### RAW DATA
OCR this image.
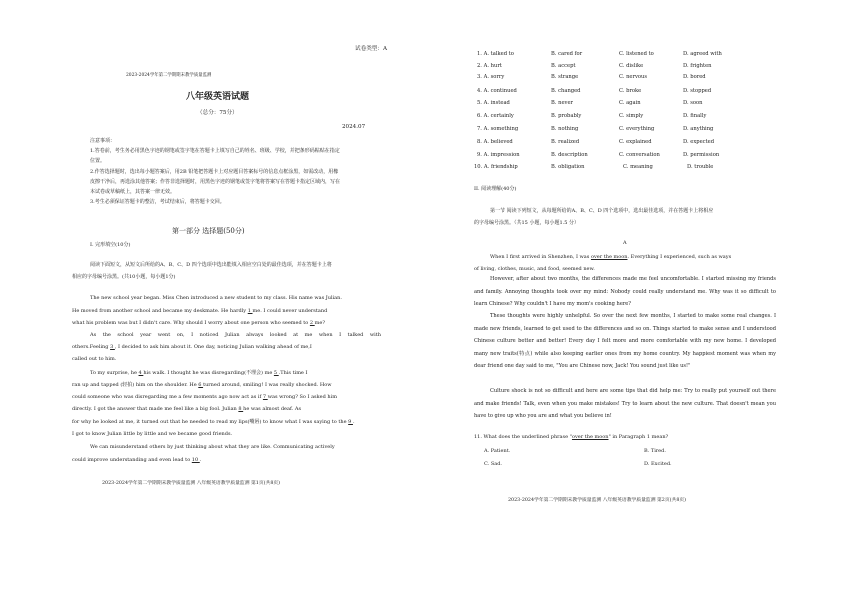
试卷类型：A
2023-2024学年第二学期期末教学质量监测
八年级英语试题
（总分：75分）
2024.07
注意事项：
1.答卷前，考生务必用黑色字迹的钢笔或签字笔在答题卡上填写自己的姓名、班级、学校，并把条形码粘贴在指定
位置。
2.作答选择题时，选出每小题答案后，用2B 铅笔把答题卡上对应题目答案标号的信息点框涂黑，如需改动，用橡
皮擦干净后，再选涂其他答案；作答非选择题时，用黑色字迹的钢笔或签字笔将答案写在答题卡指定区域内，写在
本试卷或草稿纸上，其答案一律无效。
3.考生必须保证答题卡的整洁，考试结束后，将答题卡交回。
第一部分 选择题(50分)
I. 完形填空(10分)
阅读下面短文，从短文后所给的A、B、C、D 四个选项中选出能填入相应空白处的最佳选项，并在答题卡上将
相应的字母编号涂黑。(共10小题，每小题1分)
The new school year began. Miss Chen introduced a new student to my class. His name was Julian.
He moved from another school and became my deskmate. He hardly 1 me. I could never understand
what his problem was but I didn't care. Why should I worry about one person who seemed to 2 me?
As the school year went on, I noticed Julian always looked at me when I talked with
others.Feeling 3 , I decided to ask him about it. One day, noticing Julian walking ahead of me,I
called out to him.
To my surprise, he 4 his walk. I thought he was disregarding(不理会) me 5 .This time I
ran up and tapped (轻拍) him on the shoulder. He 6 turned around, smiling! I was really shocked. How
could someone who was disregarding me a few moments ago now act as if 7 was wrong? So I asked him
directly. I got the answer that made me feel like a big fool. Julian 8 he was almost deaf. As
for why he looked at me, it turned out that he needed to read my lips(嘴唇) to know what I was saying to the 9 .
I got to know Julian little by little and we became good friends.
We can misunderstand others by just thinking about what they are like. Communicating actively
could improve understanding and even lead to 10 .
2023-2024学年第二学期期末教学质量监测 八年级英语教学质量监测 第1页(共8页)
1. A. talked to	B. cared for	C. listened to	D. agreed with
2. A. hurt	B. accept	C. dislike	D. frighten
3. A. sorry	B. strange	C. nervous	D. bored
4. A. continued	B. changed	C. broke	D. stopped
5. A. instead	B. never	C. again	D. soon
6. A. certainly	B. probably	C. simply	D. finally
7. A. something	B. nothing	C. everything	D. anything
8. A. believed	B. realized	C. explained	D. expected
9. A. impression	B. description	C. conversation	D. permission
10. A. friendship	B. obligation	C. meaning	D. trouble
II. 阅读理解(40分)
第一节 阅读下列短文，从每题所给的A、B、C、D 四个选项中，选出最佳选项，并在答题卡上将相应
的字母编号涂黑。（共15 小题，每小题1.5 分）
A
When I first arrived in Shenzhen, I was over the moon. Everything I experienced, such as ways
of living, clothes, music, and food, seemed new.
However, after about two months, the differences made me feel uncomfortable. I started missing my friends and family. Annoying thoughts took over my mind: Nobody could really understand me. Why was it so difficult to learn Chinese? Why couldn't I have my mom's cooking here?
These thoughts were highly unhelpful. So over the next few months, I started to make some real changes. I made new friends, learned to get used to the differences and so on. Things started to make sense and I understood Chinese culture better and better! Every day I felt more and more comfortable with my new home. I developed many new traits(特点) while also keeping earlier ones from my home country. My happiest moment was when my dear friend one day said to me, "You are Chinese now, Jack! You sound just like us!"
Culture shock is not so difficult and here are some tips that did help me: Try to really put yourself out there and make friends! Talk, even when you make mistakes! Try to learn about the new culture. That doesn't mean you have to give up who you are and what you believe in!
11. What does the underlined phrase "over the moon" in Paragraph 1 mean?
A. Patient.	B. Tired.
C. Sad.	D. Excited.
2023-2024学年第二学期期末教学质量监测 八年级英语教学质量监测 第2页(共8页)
* * *
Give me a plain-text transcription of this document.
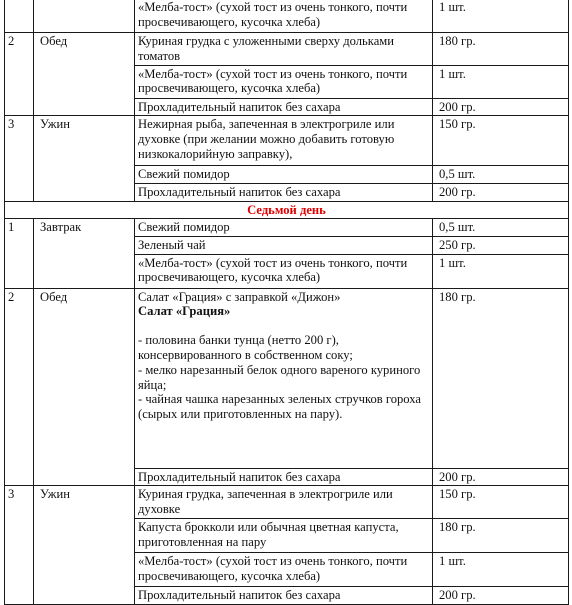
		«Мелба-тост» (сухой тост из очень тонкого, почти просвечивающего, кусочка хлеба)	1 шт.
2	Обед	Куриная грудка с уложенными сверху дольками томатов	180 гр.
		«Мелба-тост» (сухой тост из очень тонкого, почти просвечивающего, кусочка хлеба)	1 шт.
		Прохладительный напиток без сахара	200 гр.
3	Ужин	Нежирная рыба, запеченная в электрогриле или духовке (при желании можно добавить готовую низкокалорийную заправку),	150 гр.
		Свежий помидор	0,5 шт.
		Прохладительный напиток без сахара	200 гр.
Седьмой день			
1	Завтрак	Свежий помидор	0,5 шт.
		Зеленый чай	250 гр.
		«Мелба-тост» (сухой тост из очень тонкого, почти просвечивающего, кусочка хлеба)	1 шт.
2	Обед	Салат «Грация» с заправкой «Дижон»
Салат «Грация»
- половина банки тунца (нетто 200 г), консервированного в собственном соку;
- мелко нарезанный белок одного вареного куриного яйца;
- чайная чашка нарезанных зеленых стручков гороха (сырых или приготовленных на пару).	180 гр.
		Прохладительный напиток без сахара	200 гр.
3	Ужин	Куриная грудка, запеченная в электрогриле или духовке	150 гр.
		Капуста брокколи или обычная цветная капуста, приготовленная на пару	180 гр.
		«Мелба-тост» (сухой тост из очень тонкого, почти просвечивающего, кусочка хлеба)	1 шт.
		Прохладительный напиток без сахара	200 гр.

### STATED TASK
Of the lines above, copy each that contains "with".

### RESPONSE
As the school year went on, I noticed Julian always looked at me when I talked with
1. A. talked to	B. cared for	C. listened to	D. agreed with
These thoughts were highly unhelpful. So over the next few months, I started to make some real changes. I made new friends, learned to get used to the differences and so on. Things started to make sense and I understood Chinese culture better and better! Every day I felt more and more comfortable with my new home. I developed many new traits(特点) while also keeping earlier ones from my home country. My happiest moment was when my dear friend one day said to me, "You are Chinese now, Jack! You sound just like us!"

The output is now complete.